GIVEN INSTRUCTION
Transcribe the records exactly. Pictures do not belong in the transcription.

RECORD LIST
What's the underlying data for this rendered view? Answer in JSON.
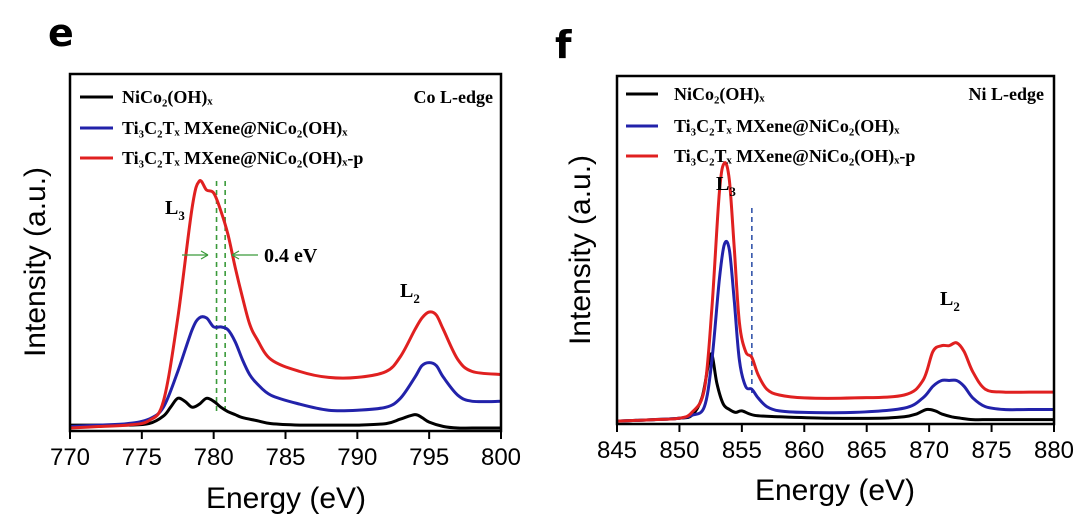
{
  "chart_data": [
    {
      "type": "line",
      "panel": "e",
      "edge_label": "Co L-edge",
      "xlabel": "Energy (eV)",
      "ylabel": "Intensity (a.u.)",
      "xlim": [
        770,
        800
      ],
      "ylim": [
        0,
        1.2
      ],
      "xticks": [
        770,
        775,
        780,
        785,
        790,
        795,
        800
      ],
      "peak_labels": [
        {
          "main": "L",
          "sub": "3",
          "x": 777.6,
          "y": 0.8
        },
        {
          "main": "L",
          "sub": "2",
          "x": 794.0,
          "y": 0.46
        }
      ],
      "shift_annotation": {
        "text": "0.4 eV",
        "x1": 780.2,
        "x2": 780.8
      },
      "series": [
        {
          "name": "NiCo₂(OH)ₓ",
          "color": "#000000",
          "x": [
            770,
            772,
            774,
            775.5,
            776.5,
            777,
            777.5,
            778,
            778.5,
            779,
            779.5,
            780,
            780.5,
            781,
            781.5,
            782,
            783,
            784,
            786,
            788,
            790,
            792,
            793,
            794,
            794.5,
            795,
            796,
            797,
            798,
            800
          ],
          "y": [
            0.02,
            0.02,
            0.02,
            0.025,
            0.05,
            0.08,
            0.11,
            0.1,
            0.08,
            0.09,
            0.11,
            0.1,
            0.08,
            0.065,
            0.055,
            0.045,
            0.035,
            0.025,
            0.02,
            0.02,
            0.02,
            0.025,
            0.04,
            0.055,
            0.045,
            0.03,
            0.015,
            0.01,
            0.01,
            0.01
          ]
        },
        {
          "name": "Ti₃C₂Tₓ MXene@NiCo₂(OH)ₓ",
          "color": "#2222aa",
          "x": [
            770,
            772,
            774,
            775.5,
            776.5,
            777.5,
            778.5,
            779,
            779.5,
            780,
            780.5,
            781,
            781.5,
            782,
            782.5,
            783,
            784,
            786,
            788,
            790,
            792,
            793,
            794,
            794.5,
            795,
            795.5,
            796,
            797,
            798,
            800
          ],
          "y": [
            0.015,
            0.02,
            0.025,
            0.04,
            0.08,
            0.2,
            0.34,
            0.38,
            0.38,
            0.35,
            0.35,
            0.34,
            0.3,
            0.24,
            0.19,
            0.16,
            0.12,
            0.09,
            0.07,
            0.07,
            0.08,
            0.11,
            0.18,
            0.22,
            0.23,
            0.22,
            0.18,
            0.12,
            0.1,
            0.1
          ]
        },
        {
          "name": "Ti₃C₂Tₓ MXene@NiCo₂(OH)ₓ-p",
          "color": "#e02020",
          "x": [
            770,
            772,
            774,
            775.5,
            776.5,
            777.5,
            778.5,
            779,
            779.5,
            780,
            780.5,
            781,
            781.5,
            782,
            782.5,
            783,
            784,
            786,
            788,
            790,
            792,
            793,
            794,
            794.5,
            795,
            795.5,
            796,
            797,
            798,
            800
          ],
          "y": [
            0.01,
            0.015,
            0.02,
            0.035,
            0.1,
            0.38,
            0.75,
            0.84,
            0.81,
            0.8,
            0.74,
            0.66,
            0.55,
            0.45,
            0.36,
            0.31,
            0.24,
            0.2,
            0.18,
            0.18,
            0.2,
            0.25,
            0.34,
            0.38,
            0.4,
            0.39,
            0.34,
            0.24,
            0.2,
            0.19
          ]
        }
      ],
      "vlines": [
        {
          "x": 780.2,
          "color": "#3a9a3a"
        },
        {
          "x": 780.8,
          "color": "#3a9a3a"
        }
      ]
    },
    {
      "type": "line",
      "panel": "f",
      "edge_label": "Ni L-edge",
      "xlabel": "Energy (eV)",
      "ylabel": "Intensity (a.u.)",
      "xlim": [
        845,
        880
      ],
      "ylim": [
        0,
        1.2
      ],
      "xticks": [
        845,
        850,
        855,
        860,
        865,
        870,
        875,
        880
      ],
      "peak_labels": [
        {
          "main": "L",
          "sub": "3",
          "x": 853.0,
          "y": 0.86
        },
        {
          "main": "L",
          "sub": "2",
          "x": 870.8,
          "y": 0.39
        }
      ],
      "series": [
        {
          "name": "NiCo₂(OH)ₓ",
          "color": "#000000",
          "x": [
            845,
            848,
            850,
            851,
            851.8,
            852.3,
            852.6,
            853,
            853.5,
            854,
            854.5,
            855,
            856,
            858,
            862,
            866,
            868,
            869,
            869.8,
            870.5,
            871,
            871.8,
            872.5,
            873.5,
            875,
            878,
            880
          ],
          "y": [
            0.01,
            0.015,
            0.02,
            0.03,
            0.09,
            0.2,
            0.24,
            0.14,
            0.07,
            0.05,
            0.04,
            0.045,
            0.03,
            0.025,
            0.02,
            0.02,
            0.025,
            0.035,
            0.05,
            0.045,
            0.035,
            0.025,
            0.02,
            0.015,
            0.015,
            0.015,
            0.015
          ]
        },
        {
          "name": "Ti₃C₂Tₓ MXene@NiCo₂(OH)ₓ",
          "color": "#2222aa",
          "x": [
            845,
            848,
            850,
            851,
            852,
            852.6,
            853.2,
            853.6,
            854,
            854.4,
            854.8,
            855.3,
            855.8,
            856.3,
            857,
            858,
            860,
            864,
            868,
            869.5,
            870.3,
            871,
            871.6,
            872.2,
            872.8,
            873.5,
            874.5,
            876,
            878,
            880
          ],
          "y": [
            0.01,
            0.015,
            0.02,
            0.03,
            0.06,
            0.22,
            0.5,
            0.62,
            0.6,
            0.42,
            0.22,
            0.13,
            0.12,
            0.09,
            0.06,
            0.045,
            0.04,
            0.04,
            0.055,
            0.09,
            0.13,
            0.15,
            0.15,
            0.15,
            0.13,
            0.09,
            0.06,
            0.05,
            0.05,
            0.05
          ]
        },
        {
          "name": "Ti₃C₂Tₓ MXene@NiCo₂(OH)ₓ-p",
          "color": "#e02020",
          "x": [
            845,
            848,
            850,
            851,
            852,
            852.6,
            853.2,
            853.6,
            854,
            854.4,
            854.8,
            855.3,
            855.8,
            856.3,
            857,
            858,
            860,
            864,
            868,
            869.5,
            870.3,
            871,
            871.6,
            872.2,
            872.8,
            873.5,
            874.5,
            876,
            878,
            880
          ],
          "y": [
            0.01,
            0.015,
            0.02,
            0.04,
            0.12,
            0.4,
            0.8,
            0.9,
            0.84,
            0.6,
            0.35,
            0.25,
            0.23,
            0.17,
            0.12,
            0.1,
            0.09,
            0.09,
            0.1,
            0.15,
            0.25,
            0.27,
            0.27,
            0.28,
            0.25,
            0.18,
            0.12,
            0.11,
            0.11,
            0.11
          ]
        }
      ],
      "vlines": [
        {
          "x": 855.8,
          "color": "#3355aa"
        }
      ]
    }
  ]
}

ANSWER
What's the underlying data for this rendered view? Answer in JSON.
{
  "chart_data": [
    {
      "type": "line",
      "panel": "e",
      "edge_label": "Co L-edge",
      "xlabel": "Energy (eV)",
      "ylabel": "Intensity (a.u.)",
      "xlim": [
        770,
        800
      ],
      "ylim": [
        0,
        1.2
      ],
      "xticks": [
        770,
        775,
        780,
        785,
        790,
        795,
        800
      ],
      "peak_labels": [
        {
          "main": "L",
          "sub": "3",
          "x": 777.6,
          "y": 0.8
        },
        {
          "main": "L",
          "sub": "2",
          "x": 794.0,
          "y": 0.46
        }
      ],
      "shift_annotation": {
        "text": "0.4 eV",
        "x1": 780.2,
        "x2": 780.8
      },
      "series": [
        {
          "name": "NiCo₂(OH)ₓ",
          "color": "#000000",
          "x": [
            770,
            772,
            774,
            775.5,
            776.5,
            777,
            777.5,
            778,
            778.5,
            779,
            779.5,
            780,
            780.5,
            781,
            781.5,
            782,
            783,
            784,
            786,
            788,
            790,
            792,
            793,
            794,
            794.5,
            795,
            796,
            797,
            798,
            800
          ],
          "y": [
            0.02,
            0.02,
            0.02,
            0.025,
            0.05,
            0.08,
            0.11,
            0.1,
            0.08,
            0.09,
            0.11,
            0.1,
            0.08,
            0.065,
            0.055,
            0.045,
            0.035,
            0.025,
            0.02,
            0.02,
            0.02,
            0.025,
            0.04,
            0.055,
            0.045,
            0.03,
            0.015,
            0.01,
            0.01,
            0.01
          ]
        },
        {
          "name": "Ti₃C₂Tₓ MXene@NiCo₂(OH)ₓ",
          "color": "#2222aa",
          "x": [
            770,
            772,
            774,
            775.5,
            776.5,
            777.5,
            778.5,
            779,
            779.5,
            780,
            780.5,
            781,
            781.5,
            782,
            782.5,
            783,
            784,
            786,
            788,
            790,
            792,
            793,
            794,
            794.5,
            795,
            795.5,
            796,
            797,
            798,
            800
          ],
          "y": [
            0.015,
            0.02,
            0.025,
            0.04,
            0.08,
            0.2,
            0.34,
            0.38,
            0.38,
            0.35,
            0.35,
            0.34,
            0.3,
            0.24,
            0.19,
            0.16,
            0.12,
            0.09,
            0.07,
            0.07,
            0.08,
            0.11,
            0.18,
            0.22,
            0.23,
            0.22,
            0.18,
            0.12,
            0.1,
            0.1
          ]
        },
        {
          "name": "Ti₃C₂Tₓ MXene@NiCo₂(OH)ₓ-p",
          "color": "#e02020",
          "x": [
            770,
            772,
            774,
            775.5,
            776.5,
            777.5,
            778.5,
            779,
            779.5,
            780,
            780.5,
            781,
            781.5,
            782,
            782.5,
            783,
            784,
            786,
            788,
            790,
            792,
            793,
            794,
            794.5,
            795,
            795.5,
            796,
            797,
            798,
            800
          ],
          "y": [
            0.01,
            0.015,
            0.02,
            0.035,
            0.1,
            0.38,
            0.75,
            0.84,
            0.81,
            0.8,
            0.74,
            0.66,
            0.55,
            0.45,
            0.36,
            0.31,
            0.24,
            0.2,
            0.18,
            0.18,
            0.2,
            0.25,
            0.34,
            0.38,
            0.4,
            0.39,
            0.34,
            0.24,
            0.2,
            0.19
          ]
        }
      ],
      "vlines": [
        {
          "x": 780.2,
          "color": "#3a9a3a"
        },
        {
          "x": 780.8,
          "color": "#3a9a3a"
        }
      ]
    },
    {
      "type": "line",
      "panel": "f",
      "edge_label": "Ni L-edge",
      "xlabel": "Energy (eV)",
      "ylabel": "Intensity (a.u.)",
      "xlim": [
        845,
        880
      ],
      "ylim": [
        0,
        1.2
      ],
      "xticks": [
        845,
        850,
        855,
        860,
        865,
        870,
        875,
        880
      ],
      "peak_labels": [
        {
          "main": "L",
          "sub": "3",
          "x": 853.0,
          "y": 0.86
        },
        {
          "main": "L",
          "sub": "2",
          "x": 870.8,
          "y": 0.39
        }
      ],
      "series": [
        {
          "name": "NiCo₂(OH)ₓ",
          "color": "#000000",
          "x": [
            845,
            848,
            850,
            851,
            851.8,
            852.3,
            852.6,
            853,
            853.5,
            854,
            854.5,
            855,
            856,
            858,
            862,
            866,
            868,
            869,
            869.8,
            870.5,
            871,
            871.8,
            872.5,
            873.5,
            875,
            878,
            880
          ],
          "y": [
            0.01,
            0.015,
            0.02,
            0.03,
            0.09,
            0.2,
            0.24,
            0.14,
            0.07,
            0.05,
            0.04,
            0.045,
            0.03,
            0.025,
            0.02,
            0.02,
            0.025,
            0.035,
            0.05,
            0.045,
            0.035,
            0.025,
            0.02,
            0.015,
            0.015,
            0.015,
            0.015
          ]
        },
        {
          "name": "Ti₃C₂Tₓ MXene@NiCo₂(OH)ₓ",
          "color": "#2222aa",
          "x": [
            845,
            848,
            850,
            851,
            852,
            852.6,
            853.2,
            853.6,
            854,
            854.4,
            854.8,
            855.3,
            855.8,
            856.3,
            857,
            858,
            860,
            864,
            868,
            869.5,
            870.3,
            871,
            871.6,
            872.2,
            872.8,
            873.5,
            874.5,
            876,
            878,
            880
          ],
          "y": [
            0.01,
            0.015,
            0.02,
            0.03,
            0.06,
            0.22,
            0.5,
            0.62,
            0.6,
            0.42,
            0.22,
            0.13,
            0.12,
            0.09,
            0.06,
            0.045,
            0.04,
            0.04,
            0.055,
            0.09,
            0.13,
            0.15,
            0.15,
            0.15,
            0.13,
            0.09,
            0.06,
            0.05,
            0.05,
            0.05
          ]
        },
        {
          "name": "Ti₃C₂Tₓ MXene@NiCo₂(OH)ₓ-p",
          "color": "#e02020",
          "x": [
            845,
            848,
            850,
            851,
            852,
            852.6,
            853.2,
            853.6,
            854,
            854.4,
            854.8,
            855.3,
            855.8,
            856.3,
            857,
            858,
            860,
            864,
            868,
            869.5,
            870.3,
            871,
            871.6,
            872.2,
            872.8,
            873.5,
            874.5,
            876,
            878,
            880
          ],
          "y": [
            0.01,
            0.015,
            0.02,
            0.04,
            0.12,
            0.4,
            0.8,
            0.9,
            0.84,
            0.6,
            0.35,
            0.25,
            0.23,
            0.17,
            0.12,
            0.1,
            0.09,
            0.09,
            0.1,
            0.15,
            0.25,
            0.27,
            0.27,
            0.28,
            0.25,
            0.18,
            0.12,
            0.11,
            0.11,
            0.11
          ]
        }
      ],
      "vlines": [
        {
          "x": 855.8,
          "color": "#3355aa"
        }
      ]
    }
  ]
}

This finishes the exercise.